--- start RECORD SET ---

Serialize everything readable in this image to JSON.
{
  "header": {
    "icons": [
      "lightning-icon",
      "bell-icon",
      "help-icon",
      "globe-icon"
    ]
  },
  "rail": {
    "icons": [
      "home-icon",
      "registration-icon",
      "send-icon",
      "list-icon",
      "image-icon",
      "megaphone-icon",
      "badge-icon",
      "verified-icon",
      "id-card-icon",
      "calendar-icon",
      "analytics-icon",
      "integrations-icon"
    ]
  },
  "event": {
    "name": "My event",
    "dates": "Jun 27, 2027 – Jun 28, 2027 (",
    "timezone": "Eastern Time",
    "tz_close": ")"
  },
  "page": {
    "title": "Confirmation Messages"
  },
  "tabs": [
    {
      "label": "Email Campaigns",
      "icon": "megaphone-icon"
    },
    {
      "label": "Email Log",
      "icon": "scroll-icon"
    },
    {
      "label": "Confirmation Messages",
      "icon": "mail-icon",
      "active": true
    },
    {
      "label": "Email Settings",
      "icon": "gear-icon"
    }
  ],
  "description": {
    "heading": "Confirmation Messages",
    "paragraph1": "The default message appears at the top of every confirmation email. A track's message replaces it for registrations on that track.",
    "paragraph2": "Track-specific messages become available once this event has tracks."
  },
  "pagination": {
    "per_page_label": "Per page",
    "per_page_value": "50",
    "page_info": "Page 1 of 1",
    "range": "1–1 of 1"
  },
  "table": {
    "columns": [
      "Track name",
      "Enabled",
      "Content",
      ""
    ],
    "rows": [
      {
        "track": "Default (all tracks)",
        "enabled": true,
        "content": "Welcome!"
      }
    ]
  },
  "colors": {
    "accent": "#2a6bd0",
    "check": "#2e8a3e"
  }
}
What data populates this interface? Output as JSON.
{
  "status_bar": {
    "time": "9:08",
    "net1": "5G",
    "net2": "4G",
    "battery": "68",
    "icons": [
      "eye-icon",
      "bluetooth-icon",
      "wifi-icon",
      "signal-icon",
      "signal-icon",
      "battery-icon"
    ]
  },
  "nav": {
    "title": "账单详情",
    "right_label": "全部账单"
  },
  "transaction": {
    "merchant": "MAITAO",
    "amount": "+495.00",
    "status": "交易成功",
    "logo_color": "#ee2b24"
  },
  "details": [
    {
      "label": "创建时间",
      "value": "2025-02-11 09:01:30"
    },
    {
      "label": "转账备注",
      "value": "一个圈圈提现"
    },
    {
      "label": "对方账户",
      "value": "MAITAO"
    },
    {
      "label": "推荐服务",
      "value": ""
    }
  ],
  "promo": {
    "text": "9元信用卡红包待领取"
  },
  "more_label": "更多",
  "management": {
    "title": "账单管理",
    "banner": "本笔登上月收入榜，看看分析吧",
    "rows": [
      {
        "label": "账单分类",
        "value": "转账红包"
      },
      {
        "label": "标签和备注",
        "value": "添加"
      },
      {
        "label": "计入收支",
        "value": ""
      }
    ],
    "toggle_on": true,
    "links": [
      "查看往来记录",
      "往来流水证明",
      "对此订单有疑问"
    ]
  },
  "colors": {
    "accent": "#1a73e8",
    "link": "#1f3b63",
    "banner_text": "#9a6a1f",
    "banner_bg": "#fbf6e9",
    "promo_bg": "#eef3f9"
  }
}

--- end RECORD SET ---

## GOAL
Where a line of the material above holds the string "this", copy that line.

## WRITTEN REPLY
Serialize everything readable in this image to JSON.
    "paragraph2": "Track-specific messages become available once this event has tracks."
What data populates this interface? Output as JSON.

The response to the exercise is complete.